** BEGIN TASK DATA **
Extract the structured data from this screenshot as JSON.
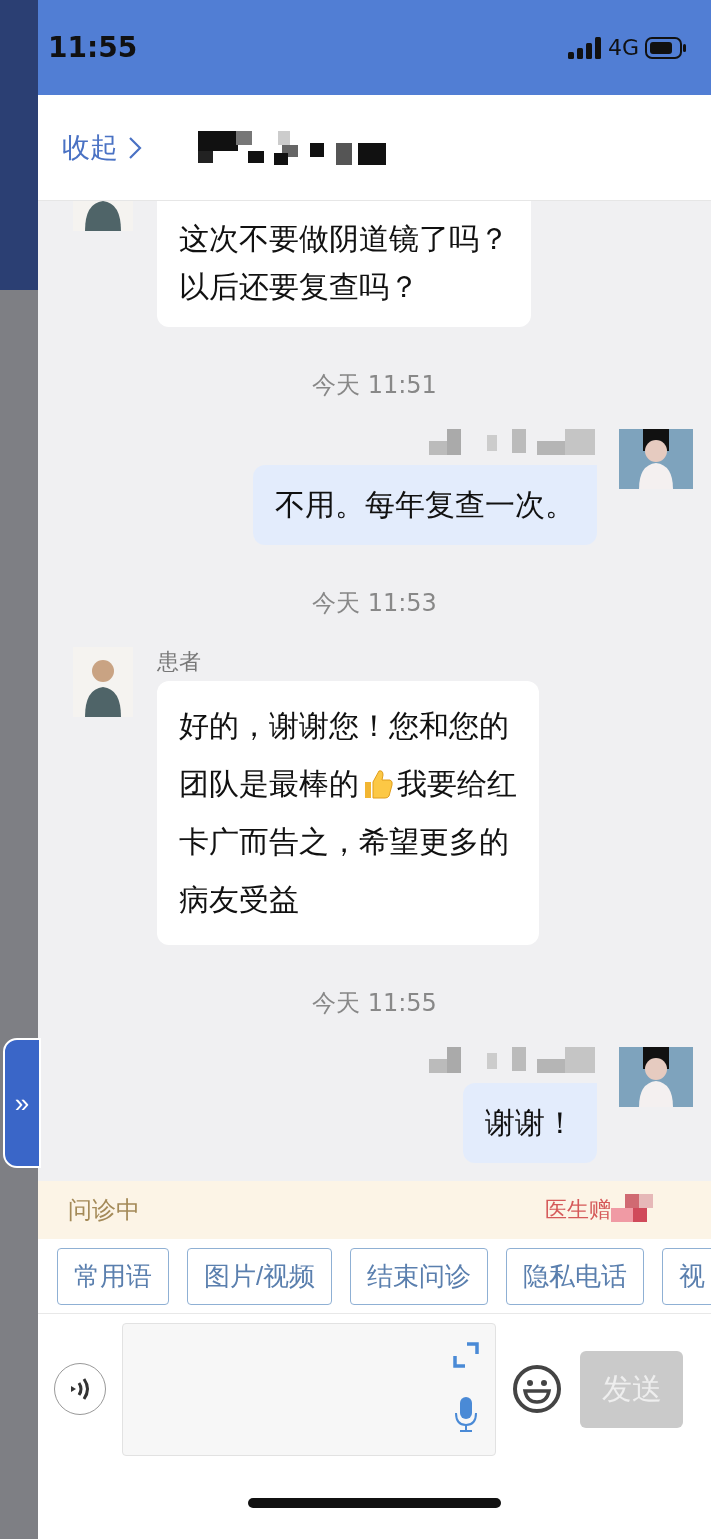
{
  "status_bar": {
    "time": "11:55",
    "network": "4G"
  },
  "header": {
    "collapse_label": "收起"
  },
  "side_tab": {
    "label": "»"
  },
  "messages": [
    {
      "kind": "incoming",
      "lines": [
        "这次不要做阴道镜了吗？",
        "以后还要复查吗？"
      ],
      "cut_top": true
    },
    {
      "kind": "time",
      "text": "今天 11:51"
    },
    {
      "kind": "outgoing",
      "lines": [
        "不用。每年复查一次。"
      ]
    },
    {
      "kind": "time",
      "text": "今天 11:53"
    },
    {
      "kind": "incoming",
      "sender": "患者",
      "segments": [
        [
          "好的，谢谢您！您和您的"
        ],
        [
          "团队是最棒的",
          "我要给红"
        ],
        [
          "卡广而告之，希望更多的"
        ],
        [
          "病友受益"
        ]
      ]
    },
    {
      "kind": "time",
      "text": "今天 11:55"
    },
    {
      "kind": "outgoing",
      "lines": [
        "谢谢！"
      ]
    }
  ],
  "notice_bar": {
    "status": "问诊中",
    "gift": "医生赠"
  },
  "quick_actions": [
    "常用语",
    "图片/视频",
    "结束问诊",
    "隐私电话",
    "视"
  ],
  "send_button": {
    "label": "发送",
    "disabled": true
  }
}
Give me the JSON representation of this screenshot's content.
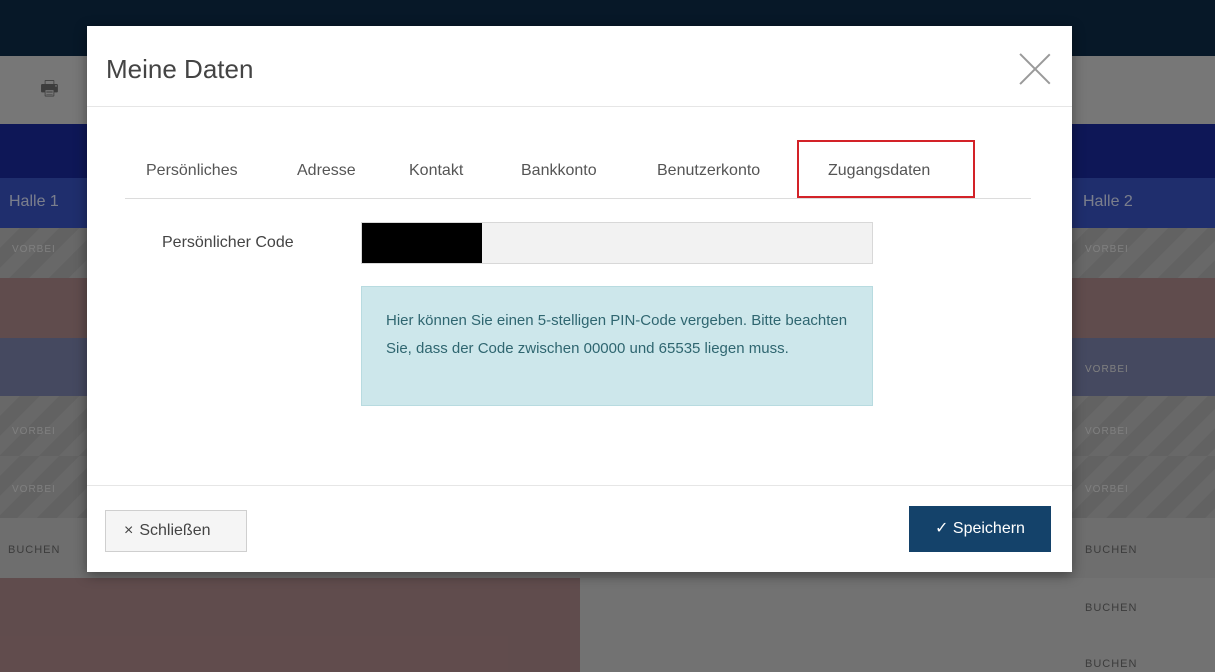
{
  "background": {
    "hall_left": "Halle 1",
    "hall_right": "Halle 2",
    "status_vorbei": "VORBEI",
    "status_buchen": "BUCHEN"
  },
  "modal": {
    "title": "Meine Daten",
    "tabs": [
      {
        "label": "Persönliches"
      },
      {
        "label": "Adresse"
      },
      {
        "label": "Kontakt"
      },
      {
        "label": "Bankkonto"
      },
      {
        "label": "Benutzerkonto"
      },
      {
        "label": "Zugangsdaten",
        "active": true
      }
    ],
    "code_label": "Persönlicher Code",
    "info_text": "Hier können Sie einen 5-stelligen PIN-Code vergeben. Bitte beachten Sie, dass der Code zwischen 00000 und 65535 liegen muss.",
    "close_label": "Schließen",
    "save_label": "Speichern",
    "close_icon": "×",
    "save_icon": "✓"
  }
}
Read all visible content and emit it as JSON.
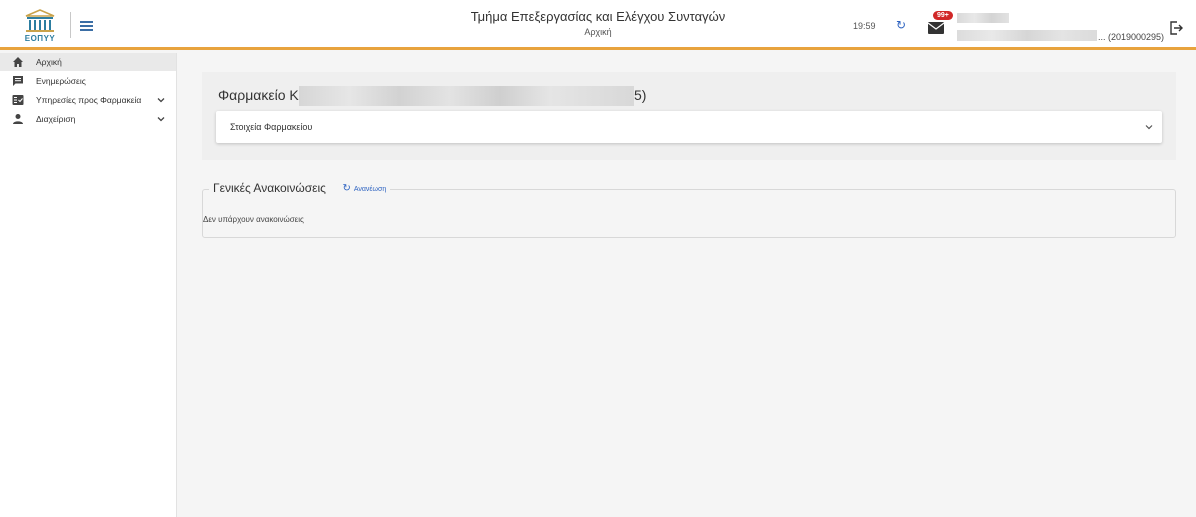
{
  "header": {
    "logo_text": "ΕΟΠΥΥ",
    "title": "Τμήμα Επεξεργασίας και Ελέγχου Συνταγών",
    "subtitle": "Αρχική",
    "time": "19:59",
    "badge": "99+",
    "user_id": "... (2019000295)"
  },
  "sidebar": {
    "items": [
      {
        "label": "Αρχική",
        "icon": "home-icon"
      },
      {
        "label": "Ενημερώσεις",
        "icon": "message-icon"
      },
      {
        "label": "Υπηρεσίες προς Φαρμακεία",
        "icon": "services-icon"
      },
      {
        "label": "Διαχείριση",
        "icon": "person-icon"
      }
    ]
  },
  "main": {
    "pharmacy_title_start": "Φαρμακείο Κ",
    "pharmacy_title_end": "5)",
    "pharmacy_details_label": "Στοιχεία Φαρμακείου",
    "announcements_title": "Γενικές Ανακοινώσεις",
    "refresh_label": "Ανανέωση",
    "no_announcements": "Δεν υπάρχουν ανακοινώσεις"
  },
  "colors": {
    "accent": "#e8a33d",
    "link": "#2f64c1",
    "badge": "#d12828"
  }
}
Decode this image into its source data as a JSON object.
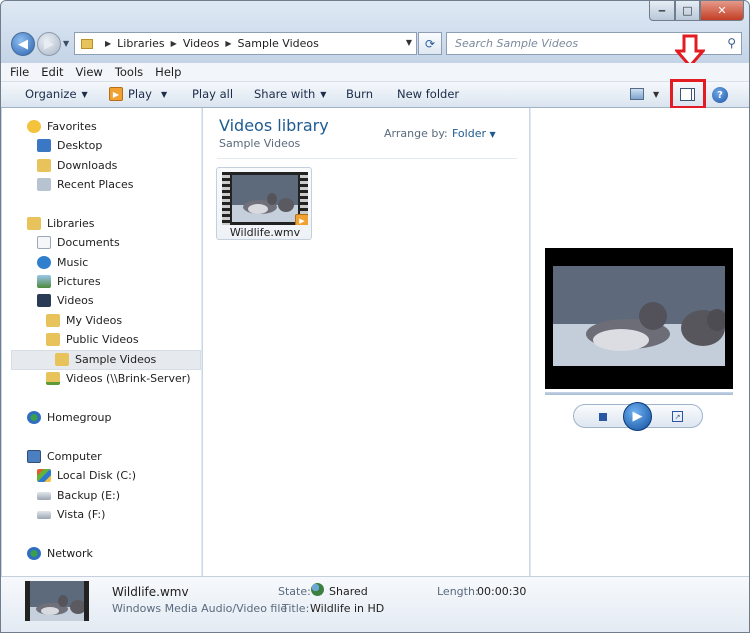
{
  "window": {
    "min": "‒",
    "max": "□",
    "close": "✕"
  },
  "address": {
    "crumbs": [
      "Libraries",
      "Videos",
      "Sample Videos"
    ]
  },
  "search": {
    "placeholder": "Search Sample Videos"
  },
  "menu": [
    "File",
    "Edit",
    "View",
    "Tools",
    "Help"
  ],
  "commands": {
    "organize": "Organize",
    "play": "Play",
    "play_all": "Play all",
    "share_with": "Share with",
    "burn": "Burn",
    "new_folder": "New folder"
  },
  "nav": {
    "favorites": "Favorites",
    "desktop": "Desktop",
    "downloads": "Downloads",
    "recent": "Recent Places",
    "libraries": "Libraries",
    "documents": "Documents",
    "music": "Music",
    "pictures": "Pictures",
    "videos": "Videos",
    "my_videos": "My Videos",
    "public_videos": "Public Videos",
    "sample_videos": "Sample Videos",
    "brink": "Videos (\\\\Brink-Server)",
    "homegroup": "Homegroup",
    "computer": "Computer",
    "local_disk": "Local Disk (C:)",
    "backup": "Backup (E:)",
    "vista": "Vista (F:)",
    "network": "Network"
  },
  "content": {
    "title": "Videos library",
    "subtitle": "Sample Videos",
    "arrange_label": "Arrange by:",
    "arrange_value": "Folder",
    "file_name": "Wildlife.wmv"
  },
  "status": {
    "name": "Wildlife.wmv",
    "type": "Windows Media Audio/Video file",
    "state_label": "State:",
    "state_value": "Shared",
    "title_label": "Title:",
    "title_value": "Wildlife in HD",
    "length_label": "Length:",
    "length_value": "00:00:30"
  },
  "colors": {
    "highlight": "#e21c22",
    "accent": "#1e5b91"
  }
}
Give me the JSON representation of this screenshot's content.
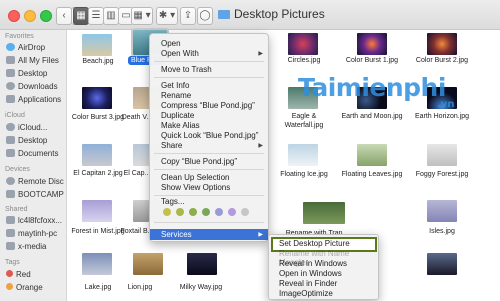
{
  "window": {
    "title": "Desktop Pictures"
  },
  "toolbar": {
    "view_icons": "▦",
    "view_list": "☰",
    "view_columns": "▥",
    "view_cover": "▭",
    "arrange": "▦ ▾",
    "action": "✱ ▾",
    "share": "⇪",
    "tags": "◯"
  },
  "sidebar": {
    "favorites_heading": "Favorites",
    "favorites": [
      "AirDrop",
      "All My Files",
      "Desktop",
      "Downloads",
      "Applications"
    ],
    "icloud_heading": "iCloud",
    "icloud": [
      "iCloud...",
      "Desktop",
      "Documents"
    ],
    "devices_heading": "Devices",
    "devices": [
      "Remote Disc",
      "BOOTCAMP"
    ],
    "shared_heading": "Shared",
    "shared": [
      "lc4l8fcfoxx...",
      "maytinh-pc",
      "x-media"
    ],
    "tags_heading": "Tags",
    "tags": [
      "Red",
      "Orange"
    ]
  },
  "files": {
    "row1": [
      "Beach.jpg",
      "Blue Po...",
      "",
      "Circles.jpg",
      "Color Burst 1.jpg",
      "Color Burst 2.jpg"
    ],
    "row2": [
      "Color Burst 3.jpg",
      "Death V...",
      "",
      "Eagle & Waterfall.jpg",
      "Earth and Moon.jpg",
      "Earth Horizon.jpg"
    ],
    "row3": [
      "El Capitan 2.jpg",
      "El Cap...",
      "",
      "Floating Ice.jpg",
      "Floating Leaves.jpg",
      "Foggy Forest.jpg"
    ],
    "row4": [
      "Forest in Mist.jpg",
      "Foxtail B...",
      "Rename with Tran ...",
      "",
      "Isles.jpg",
      ""
    ],
    "row5": [
      "Lake.jpg",
      "Lion.jpg",
      "Milky Way.jpg",
      "",
      "",
      ""
    ]
  },
  "context_menu": {
    "open": "Open",
    "open_with": "Open With",
    "move_to_trash": "Move to Trash",
    "get_info": "Get Info",
    "rename": "Rename",
    "compress": "Compress “Blue Pond.jpg”",
    "duplicate": "Duplicate",
    "make_alias": "Make Alias",
    "quick_look": "Quick Look “Blue Pond.jpg”",
    "share": "Share",
    "copy": "Copy “Blue Pond.jpg”",
    "clean_up": "Clean Up Selection",
    "show_view_options": "Show View Options",
    "tags": "Tags...",
    "services": "Services"
  },
  "tag_colors": [
    "#e05a4f",
    "#f0a040",
    "#c9c93a",
    "#7fbf5a",
    "#6aa0e6",
    "#a58ae0",
    "#a0a0a0"
  ],
  "services_submenu": {
    "set_desktop_picture": "Set Desktop Picture",
    "rename_with": "Rename with Name Mangler",
    "reveal_in_windows": "Reveal in Windows",
    "open_in_windows": "Open in Windows",
    "reveal_in_finder": "Reveal in Finder",
    "image_optimize": "ImageOptimize"
  },
  "watermark": {
    "main": "Taimienphi",
    "suffix": ".vn"
  }
}
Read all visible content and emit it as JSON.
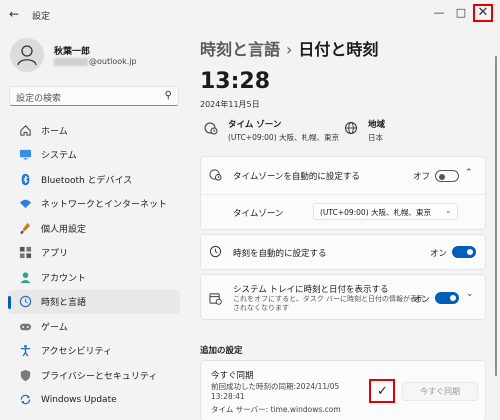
{
  "window": {
    "title": "設定",
    "back_icon": "back-arrow-icon",
    "minimize_icon": "minimize-icon",
    "maximize_icon": "maximize-icon",
    "close_icon": "close-icon",
    "highlight_color": "#e00000"
  },
  "user": {
    "name": "秋葉一郎",
    "email": "@outlook.jp"
  },
  "search": {
    "placeholder": "設定の検索"
  },
  "sidebar": {
    "items": [
      {
        "label": "ホーム",
        "icon": "home-icon"
      },
      {
        "label": "システム",
        "icon": "monitor-icon"
      },
      {
        "label": "Bluetooth とデバイス",
        "icon": "bluetooth-icon"
      },
      {
        "label": "ネットワークとインターネット",
        "icon": "wifi-icon"
      },
      {
        "label": "個人用設定",
        "icon": "paintbrush-icon"
      },
      {
        "label": "アプリ",
        "icon": "apps-icon"
      },
      {
        "label": "アカウント",
        "icon": "account-icon"
      },
      {
        "label": "時刻と言語",
        "icon": "clock-globe-icon",
        "active": true
      },
      {
        "label": "ゲーム",
        "icon": "gamepad-icon"
      },
      {
        "label": "アクセシビリティ",
        "icon": "accessibility-icon"
      },
      {
        "label": "プライバシーとセキュリティ",
        "icon": "shield-icon"
      },
      {
        "label": "Windows Update",
        "icon": "windows-update-icon"
      }
    ]
  },
  "breadcrumb": {
    "parent": "時刻と言語",
    "separator": "›",
    "current": "日付と時刻"
  },
  "clock": {
    "time": "13:28",
    "date": "2024年11月5日"
  },
  "info": {
    "timezone_title": "タイム ゾーン",
    "timezone_value": "(UTC+09:00) 大阪、札幌、東京",
    "region_title": "地域",
    "region_value": "日本"
  },
  "settings": {
    "auto_timezone_label": "タイムゾーンを自動的に設定する",
    "auto_timezone_state": "オフ",
    "timezone_label": "タイムゾーン",
    "timezone_selected": "(UTC+09:00) 大阪、札幌、東京",
    "auto_time_label": "時刻を自動的に設定する",
    "auto_time_state": "オン",
    "tray_label": "システム トレイに時刻と日付を表示する",
    "tray_desc_1": "これをオフにすると、タスク バーに時刻と日付の情報が表示",
    "tray_desc_2": "されなくなります",
    "tray_state": "オン"
  },
  "additional": {
    "title": "追加の設定",
    "sync_title": "今すぐ同期",
    "last_sync": "前回成功した時刻の同期:2024/11/05",
    "last_sync_time": "13:28:41",
    "time_server": "タイム サーバー: time.windows.com",
    "sync_button": "今すぐ同期",
    "check_mark": "✓"
  },
  "colors": {
    "accent": "#005fb8"
  }
}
** END TASK DATA **
**WRITTEN INSTRUCTION**
Each line with the string "システム" in it needs to be found and copied.

**WRITTEN ANSWER**
        "label": "システム",
    "tray_label": "システム トレイに時刻と日付を表示する",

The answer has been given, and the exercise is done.